Problem. Copy out every item below, swapping each "data-point" for "marker" and leaving everything else unchanged.
+++ The input
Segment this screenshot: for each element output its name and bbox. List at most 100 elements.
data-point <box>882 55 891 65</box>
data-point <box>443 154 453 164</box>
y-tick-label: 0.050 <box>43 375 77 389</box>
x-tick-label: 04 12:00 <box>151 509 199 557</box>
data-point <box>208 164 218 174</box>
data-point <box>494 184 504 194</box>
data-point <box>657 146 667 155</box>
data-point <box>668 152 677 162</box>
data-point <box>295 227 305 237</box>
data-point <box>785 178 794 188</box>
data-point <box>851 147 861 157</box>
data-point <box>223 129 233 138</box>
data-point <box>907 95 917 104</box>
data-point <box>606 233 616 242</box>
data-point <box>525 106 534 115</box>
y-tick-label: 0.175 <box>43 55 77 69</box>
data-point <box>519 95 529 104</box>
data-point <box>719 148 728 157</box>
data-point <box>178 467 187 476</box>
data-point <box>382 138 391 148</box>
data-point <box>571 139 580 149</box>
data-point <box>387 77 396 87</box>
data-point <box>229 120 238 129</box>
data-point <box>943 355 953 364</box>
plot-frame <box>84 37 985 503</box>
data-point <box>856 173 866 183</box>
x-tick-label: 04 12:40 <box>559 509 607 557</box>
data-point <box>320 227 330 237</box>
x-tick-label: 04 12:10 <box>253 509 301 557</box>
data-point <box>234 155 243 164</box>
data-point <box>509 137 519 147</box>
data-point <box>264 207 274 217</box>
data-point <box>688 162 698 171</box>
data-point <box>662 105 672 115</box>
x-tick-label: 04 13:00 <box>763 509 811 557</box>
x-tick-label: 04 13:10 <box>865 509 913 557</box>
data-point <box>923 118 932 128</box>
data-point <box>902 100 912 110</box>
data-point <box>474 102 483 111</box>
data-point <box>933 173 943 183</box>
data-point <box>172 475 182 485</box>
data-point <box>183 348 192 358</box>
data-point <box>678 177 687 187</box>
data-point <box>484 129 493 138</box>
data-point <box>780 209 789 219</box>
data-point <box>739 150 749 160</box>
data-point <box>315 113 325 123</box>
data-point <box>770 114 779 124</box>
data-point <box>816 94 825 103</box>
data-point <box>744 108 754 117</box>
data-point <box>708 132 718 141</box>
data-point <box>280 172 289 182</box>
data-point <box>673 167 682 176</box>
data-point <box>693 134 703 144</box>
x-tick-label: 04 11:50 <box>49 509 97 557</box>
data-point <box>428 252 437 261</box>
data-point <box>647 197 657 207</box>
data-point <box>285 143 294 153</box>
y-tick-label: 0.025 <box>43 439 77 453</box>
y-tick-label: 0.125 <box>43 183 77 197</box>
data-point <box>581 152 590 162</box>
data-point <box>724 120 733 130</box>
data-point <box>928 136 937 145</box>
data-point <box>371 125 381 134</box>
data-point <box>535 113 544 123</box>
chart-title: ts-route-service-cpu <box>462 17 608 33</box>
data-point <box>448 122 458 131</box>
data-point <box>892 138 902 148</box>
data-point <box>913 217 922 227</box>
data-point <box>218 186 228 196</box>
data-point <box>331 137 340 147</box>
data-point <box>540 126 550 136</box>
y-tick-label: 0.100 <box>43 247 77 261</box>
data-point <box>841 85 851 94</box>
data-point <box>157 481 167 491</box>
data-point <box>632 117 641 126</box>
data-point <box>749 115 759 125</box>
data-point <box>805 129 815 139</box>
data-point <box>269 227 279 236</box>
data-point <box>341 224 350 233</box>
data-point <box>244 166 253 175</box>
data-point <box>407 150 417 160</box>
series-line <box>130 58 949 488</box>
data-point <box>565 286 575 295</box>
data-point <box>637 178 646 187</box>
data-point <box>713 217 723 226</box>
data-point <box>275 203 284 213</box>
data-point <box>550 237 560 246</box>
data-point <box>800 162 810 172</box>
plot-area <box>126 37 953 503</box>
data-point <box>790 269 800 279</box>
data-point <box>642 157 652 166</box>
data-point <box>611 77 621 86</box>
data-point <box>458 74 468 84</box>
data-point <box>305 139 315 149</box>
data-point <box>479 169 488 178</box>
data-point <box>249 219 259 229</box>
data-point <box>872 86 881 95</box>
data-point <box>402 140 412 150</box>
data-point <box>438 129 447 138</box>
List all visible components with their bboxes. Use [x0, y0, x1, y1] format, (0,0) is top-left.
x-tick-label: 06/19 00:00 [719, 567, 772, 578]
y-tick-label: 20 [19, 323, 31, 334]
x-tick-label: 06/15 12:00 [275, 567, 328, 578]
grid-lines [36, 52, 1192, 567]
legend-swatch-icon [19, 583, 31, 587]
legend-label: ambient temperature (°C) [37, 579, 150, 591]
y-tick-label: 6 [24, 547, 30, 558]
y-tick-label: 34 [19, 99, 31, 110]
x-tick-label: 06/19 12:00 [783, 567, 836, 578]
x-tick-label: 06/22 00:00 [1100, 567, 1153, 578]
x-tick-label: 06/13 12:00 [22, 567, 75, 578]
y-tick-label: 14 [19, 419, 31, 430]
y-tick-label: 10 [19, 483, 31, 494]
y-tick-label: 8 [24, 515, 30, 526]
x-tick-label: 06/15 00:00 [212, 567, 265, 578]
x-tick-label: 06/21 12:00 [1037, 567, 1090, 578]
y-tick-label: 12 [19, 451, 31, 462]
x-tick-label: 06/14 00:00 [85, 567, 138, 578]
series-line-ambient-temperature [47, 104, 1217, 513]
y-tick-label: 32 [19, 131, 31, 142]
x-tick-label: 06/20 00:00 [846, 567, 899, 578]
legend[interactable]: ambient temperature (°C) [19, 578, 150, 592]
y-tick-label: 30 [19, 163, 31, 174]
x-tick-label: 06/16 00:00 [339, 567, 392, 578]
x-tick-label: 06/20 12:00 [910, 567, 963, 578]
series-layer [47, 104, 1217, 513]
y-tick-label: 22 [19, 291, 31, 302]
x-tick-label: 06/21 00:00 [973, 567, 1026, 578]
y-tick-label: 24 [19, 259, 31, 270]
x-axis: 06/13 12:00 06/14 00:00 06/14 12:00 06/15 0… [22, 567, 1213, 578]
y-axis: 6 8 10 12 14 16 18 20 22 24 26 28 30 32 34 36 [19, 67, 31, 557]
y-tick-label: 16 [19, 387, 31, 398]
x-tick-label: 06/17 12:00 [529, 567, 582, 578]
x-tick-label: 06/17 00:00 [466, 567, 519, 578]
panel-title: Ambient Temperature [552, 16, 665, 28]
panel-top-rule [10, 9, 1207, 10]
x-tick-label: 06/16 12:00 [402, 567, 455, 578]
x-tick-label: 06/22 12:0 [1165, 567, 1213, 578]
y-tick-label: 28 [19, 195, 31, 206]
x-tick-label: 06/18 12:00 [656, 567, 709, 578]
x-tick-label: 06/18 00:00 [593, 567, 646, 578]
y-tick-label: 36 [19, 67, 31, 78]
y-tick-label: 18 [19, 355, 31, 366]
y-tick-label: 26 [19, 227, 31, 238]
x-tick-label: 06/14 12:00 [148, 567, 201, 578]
++++++
Complete answer.
Segment this screenshot: for each element output its name and bbox. List at most 100 elements.
marker <box>882 55 891 65</box>
marker <box>443 154 453 164</box>
y-tick-label: 0.050 <box>43 375 77 389</box>
x-tick-label: 04 12:00 <box>151 509 199 557</box>
marker <box>208 164 218 174</box>
marker <box>494 184 504 194</box>
marker <box>657 146 667 155</box>
marker <box>668 152 677 162</box>
marker <box>295 227 305 237</box>
marker <box>785 178 794 188</box>
marker <box>851 147 861 157</box>
marker <box>223 129 233 138</box>
marker <box>907 95 917 104</box>
marker <box>606 233 616 242</box>
marker <box>525 106 534 115</box>
y-tick-label: 0.175 <box>43 55 77 69</box>
marker <box>519 95 529 104</box>
marker <box>719 148 728 157</box>
marker <box>178 467 187 476</box>
marker <box>382 138 391 148</box>
marker <box>571 139 580 149</box>
marker <box>387 77 396 87</box>
marker <box>229 120 238 129</box>
marker <box>943 355 953 364</box>
plot-frame <box>84 37 985 503</box>
marker <box>856 173 866 183</box>
x-tick-label: 04 12:40 <box>559 509 607 557</box>
marker <box>320 227 330 237</box>
x-tick-label: 04 12:10 <box>253 509 301 557</box>
marker <box>234 155 243 164</box>
marker <box>509 137 519 147</box>
marker <box>264 207 274 217</box>
marker <box>688 162 698 171</box>
marker <box>662 105 672 115</box>
x-tick-label: 04 13:00 <box>763 509 811 557</box>
x-tick-label: 04 13:10 <box>865 509 913 557</box>
marker <box>923 118 932 128</box>
marker <box>902 100 912 110</box>
marker <box>474 102 483 111</box>
marker <box>933 173 943 183</box>
marker <box>172 475 182 485</box>
marker <box>183 348 192 358</box>
marker <box>678 177 687 187</box>
marker <box>484 129 493 138</box>
marker <box>780 209 789 219</box>
marker <box>739 150 749 160</box>
marker <box>315 113 325 123</box>
marker <box>770 114 779 124</box>
marker <box>816 94 825 103</box>
marker <box>744 108 754 117</box>
marker <box>708 132 718 141</box>
marker <box>280 172 289 182</box>
marker <box>673 167 682 176</box>
marker <box>693 134 703 144</box>
x-tick-label: 04 11:50 <box>49 509 97 557</box>
marker <box>428 252 437 261</box>
marker <box>647 197 657 207</box>
marker <box>285 143 294 153</box>
y-tick-label: 0.025 <box>43 439 77 453</box>
y-tick-label: 0.125 <box>43 183 77 197</box>
marker <box>581 152 590 162</box>
marker <box>724 120 733 130</box>
marker <box>928 136 937 145</box>
marker <box>371 125 381 134</box>
marker <box>535 113 544 123</box>
chart-title: ts-route-service-cpu <box>462 17 608 33</box>
marker <box>448 122 458 131</box>
marker <box>892 138 902 148</box>
marker <box>913 217 922 227</box>
marker <box>218 186 228 196</box>
marker <box>331 137 340 147</box>
marker <box>540 126 550 136</box>
y-tick-label: 0.100 <box>43 247 77 261</box>
marker <box>841 85 851 94</box>
marker <box>157 481 167 491</box>
marker <box>632 117 641 126</box>
marker <box>749 115 759 125</box>
marker <box>805 129 815 139</box>
marker <box>269 227 279 236</box>
marker <box>341 224 350 233</box>
marker <box>244 166 253 175</box>
marker <box>407 150 417 160</box>
series-line <box>130 58 949 488</box>
marker <box>565 286 575 295</box>
marker <box>637 178 646 187</box>
marker <box>713 217 723 226</box>
marker <box>275 203 284 213</box>
marker <box>550 237 560 246</box>
marker <box>800 162 810 172</box>
plot-area <box>126 37 953 503</box>
marker <box>790 269 800 279</box>
marker <box>642 157 652 166</box>
marker <box>611 77 621 86</box>
marker <box>458 74 468 84</box>
marker <box>305 139 315 149</box>
marker <box>479 169 488 178</box>
marker <box>249 219 259 229</box>
marker <box>872 86 881 95</box>
marker <box>402 140 412 150</box>
marker <box>438 129 447 138</box>
List all visible components with their bboxes. Use [x0, y0, x1, y1] format, (0,0) is top-left.
x-tick-label: 06/19 00:00 [719, 567, 772, 578]
y-tick-label: 20 [19, 323, 31, 334]
x-tick-label: 06/15 12:00 [275, 567, 328, 578]
grid-lines [36, 52, 1192, 567]
legend-swatch-icon [19, 583, 31, 587]
legend-label: ambient temperature (°C) [37, 579, 150, 591]
y-tick-label: 6 [24, 547, 30, 558]
y-tick-label: 34 [19, 99, 31, 110]
x-tick-label: 06/19 12:00 [783, 567, 836, 578]
x-tick-label: 06/22 00:00 [1100, 567, 1153, 578]
x-tick-label: 06/13 12:00 [22, 567, 75, 578]
y-tick-label: 14 [19, 419, 31, 430]
y-tick-label: 10 [19, 483, 31, 494]
y-tick-label: 8 [24, 515, 30, 526]
x-tick-label: 06/15 00:00 [212, 567, 265, 578]
x-tick-label: 06/21 12:00 [1037, 567, 1090, 578]
y-tick-label: 12 [19, 451, 31, 462]
x-tick-label: 06/14 00:00 [85, 567, 138, 578]
series-line-ambient-temperature [47, 104, 1217, 513]
y-tick-label: 32 [19, 131, 31, 142]
x-tick-label: 06/20 00:00 [846, 567, 899, 578]
legend[interactable]: ambient temperature (°C) [19, 578, 150, 592]
y-tick-label: 30 [19, 163, 31, 174]
x-tick-label: 06/16 00:00 [339, 567, 392, 578]
x-tick-label: 06/20 12:00 [910, 567, 963, 578]
series-layer [47, 104, 1217, 513]
y-tick-label: 22 [19, 291, 31, 302]
x-tick-label: 06/21 00:00 [973, 567, 1026, 578]
y-tick-label: 24 [19, 259, 31, 270]
x-axis: 06/13 12:00 06/14 00:00 06/14 12:00 06/15 0… [22, 567, 1213, 578]
y-axis: 6 8 10 12 14 16 18 20 22 24 26 28 30 32 34 36 [19, 67, 31, 557]
y-tick-label: 16 [19, 387, 31, 398]
x-tick-label: 06/17 12:00 [529, 567, 582, 578]
x-tick-label: 06/17 00:00 [466, 567, 519, 578]
panel-title: Ambient Temperature [552, 16, 665, 28]
panel-top-rule [10, 9, 1207, 10]
x-tick-label: 06/16 12:00 [402, 567, 455, 578]
x-tick-label: 06/22 12:0 [1165, 567, 1213, 578]
y-tick-label: 28 [19, 195, 31, 206]
x-tick-label: 06/18 12:00 [656, 567, 709, 578]
x-tick-label: 06/18 00:00 [593, 567, 646, 578]
y-tick-label: 36 [19, 67, 31, 78]
y-tick-label: 18 [19, 355, 31, 366]
y-tick-label: 26 [19, 227, 31, 238]
x-tick-label: 06/14 12:00 [148, 567, 201, 578]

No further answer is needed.